▶ What you will do:
Of all the lines in the records below, copy only those that contain the string "this".
Task inputs Block Start
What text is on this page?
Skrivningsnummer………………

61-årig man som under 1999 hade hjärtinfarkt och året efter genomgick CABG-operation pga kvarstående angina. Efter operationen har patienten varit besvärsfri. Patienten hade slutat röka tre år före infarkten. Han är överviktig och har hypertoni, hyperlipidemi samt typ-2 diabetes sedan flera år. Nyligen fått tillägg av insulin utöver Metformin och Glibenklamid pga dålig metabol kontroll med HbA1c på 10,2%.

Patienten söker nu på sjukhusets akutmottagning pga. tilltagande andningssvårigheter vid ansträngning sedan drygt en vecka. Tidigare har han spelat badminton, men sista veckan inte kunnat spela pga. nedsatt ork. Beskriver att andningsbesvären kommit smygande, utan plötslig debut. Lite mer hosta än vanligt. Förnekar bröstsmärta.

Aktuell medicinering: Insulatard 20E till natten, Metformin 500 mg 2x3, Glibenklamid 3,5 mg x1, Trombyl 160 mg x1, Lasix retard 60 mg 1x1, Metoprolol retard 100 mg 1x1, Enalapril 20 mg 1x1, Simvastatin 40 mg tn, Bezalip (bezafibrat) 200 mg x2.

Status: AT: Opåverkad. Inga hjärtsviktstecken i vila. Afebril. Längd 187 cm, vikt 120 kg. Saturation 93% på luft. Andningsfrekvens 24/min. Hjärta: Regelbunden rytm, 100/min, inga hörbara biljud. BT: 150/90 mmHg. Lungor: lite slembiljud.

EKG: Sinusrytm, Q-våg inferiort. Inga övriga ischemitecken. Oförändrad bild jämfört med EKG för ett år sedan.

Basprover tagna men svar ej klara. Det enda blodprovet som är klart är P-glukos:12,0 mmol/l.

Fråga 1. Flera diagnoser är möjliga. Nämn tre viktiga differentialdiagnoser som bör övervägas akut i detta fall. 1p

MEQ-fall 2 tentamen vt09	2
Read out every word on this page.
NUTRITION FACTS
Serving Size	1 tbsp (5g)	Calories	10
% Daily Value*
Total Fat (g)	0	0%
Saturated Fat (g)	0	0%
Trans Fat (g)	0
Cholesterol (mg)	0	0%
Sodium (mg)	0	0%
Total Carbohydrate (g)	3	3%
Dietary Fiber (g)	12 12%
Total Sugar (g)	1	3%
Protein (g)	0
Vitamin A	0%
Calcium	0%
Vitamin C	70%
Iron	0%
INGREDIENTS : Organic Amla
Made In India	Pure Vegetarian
Task inputs Block End
▶ Response to the exercise:
What text is on this page?
Read out every word on this page.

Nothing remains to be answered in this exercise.